### GIVEN DATA
------------------------------------------------
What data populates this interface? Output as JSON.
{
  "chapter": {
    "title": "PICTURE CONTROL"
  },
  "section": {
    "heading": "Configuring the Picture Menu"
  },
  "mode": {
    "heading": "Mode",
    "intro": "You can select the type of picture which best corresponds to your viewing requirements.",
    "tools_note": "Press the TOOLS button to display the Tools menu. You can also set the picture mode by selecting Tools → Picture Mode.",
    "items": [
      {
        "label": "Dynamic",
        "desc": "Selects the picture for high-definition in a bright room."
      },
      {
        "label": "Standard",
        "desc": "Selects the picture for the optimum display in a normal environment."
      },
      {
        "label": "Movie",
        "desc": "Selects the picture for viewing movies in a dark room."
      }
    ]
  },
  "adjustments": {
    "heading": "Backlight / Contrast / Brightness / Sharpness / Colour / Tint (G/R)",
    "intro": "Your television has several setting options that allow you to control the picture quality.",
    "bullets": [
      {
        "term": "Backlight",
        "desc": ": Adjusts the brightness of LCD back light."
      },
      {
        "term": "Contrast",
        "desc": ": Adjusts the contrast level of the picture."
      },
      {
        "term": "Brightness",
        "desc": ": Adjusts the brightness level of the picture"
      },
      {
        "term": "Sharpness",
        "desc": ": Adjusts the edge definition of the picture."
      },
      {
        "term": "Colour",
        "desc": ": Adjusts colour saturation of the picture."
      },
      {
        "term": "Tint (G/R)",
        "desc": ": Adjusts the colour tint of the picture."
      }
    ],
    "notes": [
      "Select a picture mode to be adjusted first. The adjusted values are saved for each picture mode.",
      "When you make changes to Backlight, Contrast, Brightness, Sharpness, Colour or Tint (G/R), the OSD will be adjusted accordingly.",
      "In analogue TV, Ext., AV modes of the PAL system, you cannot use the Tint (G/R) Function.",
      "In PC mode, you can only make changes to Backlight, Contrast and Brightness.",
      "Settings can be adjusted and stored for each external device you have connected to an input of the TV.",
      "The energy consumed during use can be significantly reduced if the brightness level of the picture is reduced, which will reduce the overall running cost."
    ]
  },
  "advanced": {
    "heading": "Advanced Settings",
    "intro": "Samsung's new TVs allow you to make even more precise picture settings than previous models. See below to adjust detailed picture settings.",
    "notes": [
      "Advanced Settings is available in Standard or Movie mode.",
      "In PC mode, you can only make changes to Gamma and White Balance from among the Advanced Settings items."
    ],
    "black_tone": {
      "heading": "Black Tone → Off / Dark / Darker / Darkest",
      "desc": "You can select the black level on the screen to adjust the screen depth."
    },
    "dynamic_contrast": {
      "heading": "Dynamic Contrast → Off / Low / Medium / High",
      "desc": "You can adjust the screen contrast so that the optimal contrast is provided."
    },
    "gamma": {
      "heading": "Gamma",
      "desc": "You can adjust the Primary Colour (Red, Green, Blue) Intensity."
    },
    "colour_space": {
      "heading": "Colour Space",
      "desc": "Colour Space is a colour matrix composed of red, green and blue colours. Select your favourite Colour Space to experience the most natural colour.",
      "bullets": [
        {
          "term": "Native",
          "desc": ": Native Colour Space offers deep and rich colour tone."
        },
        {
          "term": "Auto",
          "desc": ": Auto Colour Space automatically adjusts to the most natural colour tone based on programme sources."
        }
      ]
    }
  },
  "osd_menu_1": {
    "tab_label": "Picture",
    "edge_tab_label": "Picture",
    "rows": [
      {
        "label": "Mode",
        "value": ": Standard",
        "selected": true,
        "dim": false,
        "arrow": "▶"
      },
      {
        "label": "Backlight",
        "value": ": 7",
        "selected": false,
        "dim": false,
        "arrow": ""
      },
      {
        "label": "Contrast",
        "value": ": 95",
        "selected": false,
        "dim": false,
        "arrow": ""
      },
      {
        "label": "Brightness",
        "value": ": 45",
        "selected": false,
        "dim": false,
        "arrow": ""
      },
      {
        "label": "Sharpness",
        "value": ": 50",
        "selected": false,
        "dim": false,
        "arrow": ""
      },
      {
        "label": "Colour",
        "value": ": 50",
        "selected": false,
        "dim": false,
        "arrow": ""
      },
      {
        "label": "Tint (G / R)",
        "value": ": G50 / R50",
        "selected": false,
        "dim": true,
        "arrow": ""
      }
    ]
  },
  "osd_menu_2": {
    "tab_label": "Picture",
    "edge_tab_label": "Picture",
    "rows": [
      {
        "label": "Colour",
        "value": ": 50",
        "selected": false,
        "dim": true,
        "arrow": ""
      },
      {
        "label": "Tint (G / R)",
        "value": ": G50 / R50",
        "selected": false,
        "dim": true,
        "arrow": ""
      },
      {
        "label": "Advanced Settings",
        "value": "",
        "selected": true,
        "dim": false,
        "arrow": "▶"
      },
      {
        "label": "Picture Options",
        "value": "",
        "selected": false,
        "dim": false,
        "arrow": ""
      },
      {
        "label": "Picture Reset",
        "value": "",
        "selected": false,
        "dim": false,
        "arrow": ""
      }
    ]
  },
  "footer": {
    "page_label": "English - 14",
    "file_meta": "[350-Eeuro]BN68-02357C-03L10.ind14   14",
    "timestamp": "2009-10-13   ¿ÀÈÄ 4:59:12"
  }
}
------------------------------------------------
### WHAT YOU HAVE TO DO
Which lines contain the word "viewing"? Copy each of them.

### OUTPUT
    "intro": "You can select the type of picture which best corresponds to your viewing requirements.",
        "desc": "Selects the picture for viewing movies in a dark room."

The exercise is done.